### Written problem
Transcribe the listing exactly, leaving out every picture.
========================================================================
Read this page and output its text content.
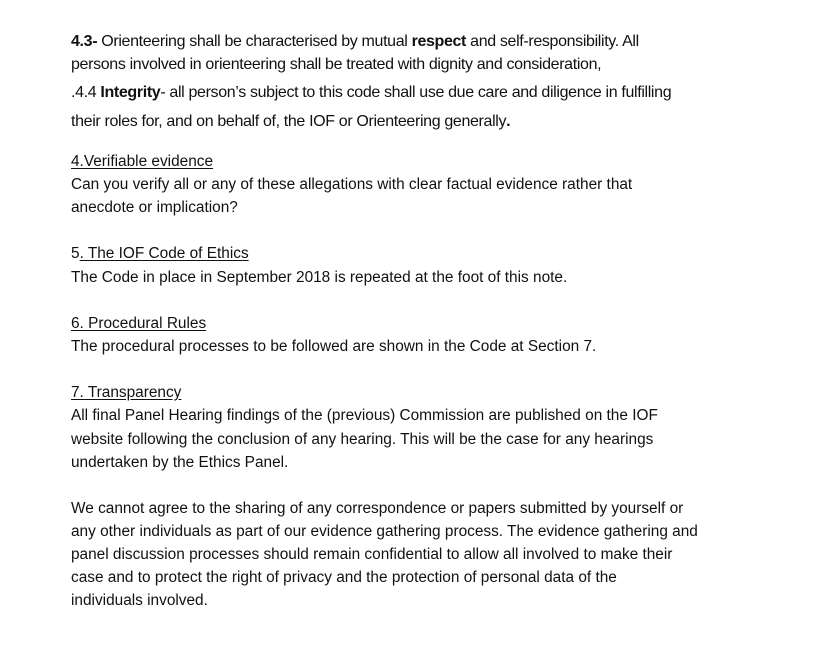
4.3- Orienteering shall be characterised by mutual respect and self-responsibility. All
persons involved in orienteering shall be treated with dignity and consideration,
.4.4 Integrity- all person’s subject to this code shall use due care and diligence in fulfilling
their roles for, and on behalf of, the IOF or Orienteering generally.
4.Verifiable evidence
Can you verify all or any of these allegations with clear factual evidence rather that
anecdote or implication?
5. The IOF Code of Ethics
The Code in place in September 2018 is repeated at the foot of this note.
6. Procedural Rules
The procedural processes to be followed are shown in the Code at Section 7.
7. Transparency
All final Panel Hearing findings of the (previous) Commission are published on the IOF
website following the conclusion of any hearing. This will be the case for any hearings
undertaken by the Ethics Panel.
We cannot agree to the sharing of any correspondence or papers submitted by yourself or
any other individuals as part of our evidence gathering process. The evidence gathering and
panel discussion processes should remain confidential to allow all involved to make their
case and to protect the right of privacy and the protection of personal data of the
individuals involved.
========================================================================
### Correct result
Read this page and output its text content.
4.3- Orienteering shall be characterised by mutual respect and self-responsibility. All
persons involved in orienteering shall be treated with dignity and consideration,
.4.4 Integrity- all person’s subject to this code shall use due care and diligence in fulfilling
their roles for, and on behalf of, the IOF or Orienteering generally.
4.Verifiable evidence
Can you verify all or any of these allegations with clear factual evidence rather that
anecdote or implication?
5. The IOF Code of Ethics
The Code in place in September 2018 is repeated at the foot of this note.
6. Procedural Rules
The procedural processes to be followed are shown in the Code at Section 7.
7. Transparency
All final Panel Hearing findings of the (previous) Commission are published on the IOF
website following the conclusion of any hearing. This will be the case for any hearings
undertaken by the Ethics Panel.
We cannot agree to the sharing of any correspondence or papers submitted by yourself or
any other individuals as part of our evidence gathering process. The evidence gathering and
panel discussion processes should remain confidential to allow all involved to make their
case and to protect the right of privacy and the protection of personal data of the
individuals involved.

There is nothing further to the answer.